**Exercise details**
Tally the lines containing the word "this" and give the total alone.

**Stored rows**

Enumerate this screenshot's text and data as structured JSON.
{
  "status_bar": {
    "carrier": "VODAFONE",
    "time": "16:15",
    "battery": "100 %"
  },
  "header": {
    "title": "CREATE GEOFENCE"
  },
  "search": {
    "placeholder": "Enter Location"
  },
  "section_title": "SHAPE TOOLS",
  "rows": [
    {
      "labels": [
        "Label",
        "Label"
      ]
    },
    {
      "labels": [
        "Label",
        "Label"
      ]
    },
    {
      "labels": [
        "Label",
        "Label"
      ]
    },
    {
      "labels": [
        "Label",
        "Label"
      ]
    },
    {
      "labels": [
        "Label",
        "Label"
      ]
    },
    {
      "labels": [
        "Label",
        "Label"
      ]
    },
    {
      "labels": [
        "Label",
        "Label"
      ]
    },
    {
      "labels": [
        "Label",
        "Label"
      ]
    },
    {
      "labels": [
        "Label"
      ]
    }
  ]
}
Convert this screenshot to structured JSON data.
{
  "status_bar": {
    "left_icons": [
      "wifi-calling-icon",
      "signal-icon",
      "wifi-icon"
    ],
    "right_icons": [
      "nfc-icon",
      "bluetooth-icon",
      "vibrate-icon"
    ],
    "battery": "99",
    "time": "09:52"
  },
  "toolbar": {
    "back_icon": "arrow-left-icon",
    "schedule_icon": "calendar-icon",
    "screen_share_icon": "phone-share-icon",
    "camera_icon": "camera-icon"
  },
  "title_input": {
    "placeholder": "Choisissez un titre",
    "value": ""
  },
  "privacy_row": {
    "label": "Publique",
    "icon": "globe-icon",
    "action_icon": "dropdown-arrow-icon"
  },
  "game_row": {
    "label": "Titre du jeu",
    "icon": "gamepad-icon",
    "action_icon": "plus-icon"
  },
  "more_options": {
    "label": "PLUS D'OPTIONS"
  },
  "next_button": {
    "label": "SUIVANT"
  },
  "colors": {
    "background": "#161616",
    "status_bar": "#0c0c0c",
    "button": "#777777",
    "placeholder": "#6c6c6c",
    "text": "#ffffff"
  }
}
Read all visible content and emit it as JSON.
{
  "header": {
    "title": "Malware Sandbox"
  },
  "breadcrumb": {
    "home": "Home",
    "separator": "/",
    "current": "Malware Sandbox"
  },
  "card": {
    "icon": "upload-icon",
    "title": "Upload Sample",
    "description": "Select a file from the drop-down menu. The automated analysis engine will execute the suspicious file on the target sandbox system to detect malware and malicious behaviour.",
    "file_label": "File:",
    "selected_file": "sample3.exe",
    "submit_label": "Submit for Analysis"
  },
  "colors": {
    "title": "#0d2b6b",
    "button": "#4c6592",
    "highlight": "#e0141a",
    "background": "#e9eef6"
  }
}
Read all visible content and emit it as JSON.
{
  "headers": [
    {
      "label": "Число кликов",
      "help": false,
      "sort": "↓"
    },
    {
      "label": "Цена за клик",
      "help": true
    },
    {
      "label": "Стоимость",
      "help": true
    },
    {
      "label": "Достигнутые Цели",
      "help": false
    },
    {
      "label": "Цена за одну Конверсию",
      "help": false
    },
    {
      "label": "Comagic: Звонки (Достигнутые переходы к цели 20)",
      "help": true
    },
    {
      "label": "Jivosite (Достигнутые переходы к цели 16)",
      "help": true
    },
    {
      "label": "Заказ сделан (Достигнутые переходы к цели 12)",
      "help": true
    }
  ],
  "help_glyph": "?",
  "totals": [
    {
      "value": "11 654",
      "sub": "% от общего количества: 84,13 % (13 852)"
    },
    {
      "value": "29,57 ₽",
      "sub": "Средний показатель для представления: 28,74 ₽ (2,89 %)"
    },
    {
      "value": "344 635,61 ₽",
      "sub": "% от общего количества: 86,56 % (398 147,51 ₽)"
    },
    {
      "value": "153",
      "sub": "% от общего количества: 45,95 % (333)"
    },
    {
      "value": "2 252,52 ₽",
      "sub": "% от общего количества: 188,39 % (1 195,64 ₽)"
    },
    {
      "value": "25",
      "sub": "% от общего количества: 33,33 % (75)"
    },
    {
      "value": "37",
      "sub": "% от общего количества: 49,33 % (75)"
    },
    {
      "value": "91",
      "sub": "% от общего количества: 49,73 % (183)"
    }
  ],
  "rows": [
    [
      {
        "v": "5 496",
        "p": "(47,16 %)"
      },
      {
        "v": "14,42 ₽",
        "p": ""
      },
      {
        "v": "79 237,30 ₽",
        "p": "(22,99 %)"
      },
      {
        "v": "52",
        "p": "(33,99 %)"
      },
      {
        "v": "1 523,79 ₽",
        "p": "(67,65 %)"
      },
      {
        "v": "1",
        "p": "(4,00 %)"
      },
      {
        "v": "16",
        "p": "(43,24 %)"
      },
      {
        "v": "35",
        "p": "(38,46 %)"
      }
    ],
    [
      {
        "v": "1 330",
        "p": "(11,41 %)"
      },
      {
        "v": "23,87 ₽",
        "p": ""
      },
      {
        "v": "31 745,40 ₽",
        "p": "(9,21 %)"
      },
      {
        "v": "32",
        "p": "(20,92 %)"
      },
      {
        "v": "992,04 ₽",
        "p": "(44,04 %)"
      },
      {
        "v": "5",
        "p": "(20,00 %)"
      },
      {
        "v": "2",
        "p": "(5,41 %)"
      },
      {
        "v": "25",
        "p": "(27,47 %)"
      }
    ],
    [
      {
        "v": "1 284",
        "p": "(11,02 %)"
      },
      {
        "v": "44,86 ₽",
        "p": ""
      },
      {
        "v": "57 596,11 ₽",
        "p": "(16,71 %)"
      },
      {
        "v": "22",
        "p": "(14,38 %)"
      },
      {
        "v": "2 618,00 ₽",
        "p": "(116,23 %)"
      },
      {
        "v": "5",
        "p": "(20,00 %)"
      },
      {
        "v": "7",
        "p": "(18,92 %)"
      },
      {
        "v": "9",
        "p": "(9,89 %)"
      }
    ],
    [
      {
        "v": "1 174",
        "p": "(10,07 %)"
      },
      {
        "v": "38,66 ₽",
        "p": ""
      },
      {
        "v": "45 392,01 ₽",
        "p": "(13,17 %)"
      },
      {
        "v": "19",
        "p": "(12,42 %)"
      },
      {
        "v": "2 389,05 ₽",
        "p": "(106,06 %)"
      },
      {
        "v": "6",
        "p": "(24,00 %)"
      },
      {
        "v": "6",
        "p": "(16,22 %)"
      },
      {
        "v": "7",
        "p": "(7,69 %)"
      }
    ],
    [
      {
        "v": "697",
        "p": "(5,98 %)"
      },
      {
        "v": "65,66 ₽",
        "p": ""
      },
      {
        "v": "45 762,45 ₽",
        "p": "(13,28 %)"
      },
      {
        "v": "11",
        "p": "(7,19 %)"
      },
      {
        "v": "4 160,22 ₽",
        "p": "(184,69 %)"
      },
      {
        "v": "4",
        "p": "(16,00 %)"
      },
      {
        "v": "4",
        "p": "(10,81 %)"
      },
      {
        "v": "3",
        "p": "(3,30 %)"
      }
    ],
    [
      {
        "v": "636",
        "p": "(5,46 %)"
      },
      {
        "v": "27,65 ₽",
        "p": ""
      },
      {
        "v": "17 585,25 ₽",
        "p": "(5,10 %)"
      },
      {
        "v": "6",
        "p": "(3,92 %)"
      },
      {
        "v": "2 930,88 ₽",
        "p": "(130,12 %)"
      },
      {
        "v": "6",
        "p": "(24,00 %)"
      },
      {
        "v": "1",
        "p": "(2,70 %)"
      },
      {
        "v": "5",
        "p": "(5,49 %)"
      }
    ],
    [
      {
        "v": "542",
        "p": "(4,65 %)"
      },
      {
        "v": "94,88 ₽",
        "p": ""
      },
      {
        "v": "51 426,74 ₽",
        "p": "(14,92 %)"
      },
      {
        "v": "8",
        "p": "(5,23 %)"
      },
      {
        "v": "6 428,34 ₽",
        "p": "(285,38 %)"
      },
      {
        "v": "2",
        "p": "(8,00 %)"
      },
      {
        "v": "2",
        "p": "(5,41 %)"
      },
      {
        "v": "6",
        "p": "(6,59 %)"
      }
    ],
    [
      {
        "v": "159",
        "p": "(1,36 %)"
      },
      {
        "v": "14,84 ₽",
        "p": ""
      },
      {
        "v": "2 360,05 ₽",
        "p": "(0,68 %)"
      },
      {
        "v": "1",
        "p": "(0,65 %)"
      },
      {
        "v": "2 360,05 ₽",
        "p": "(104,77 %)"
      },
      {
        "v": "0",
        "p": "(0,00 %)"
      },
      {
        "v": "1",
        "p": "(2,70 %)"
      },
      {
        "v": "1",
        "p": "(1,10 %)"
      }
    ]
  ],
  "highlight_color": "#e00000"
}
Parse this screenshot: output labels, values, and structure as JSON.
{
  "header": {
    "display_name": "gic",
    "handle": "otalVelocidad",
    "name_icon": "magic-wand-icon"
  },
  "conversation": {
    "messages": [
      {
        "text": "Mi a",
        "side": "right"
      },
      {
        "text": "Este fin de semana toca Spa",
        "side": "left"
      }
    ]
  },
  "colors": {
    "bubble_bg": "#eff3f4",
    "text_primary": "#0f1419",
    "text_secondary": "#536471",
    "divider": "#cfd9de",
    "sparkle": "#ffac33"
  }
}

**Worked answer**
3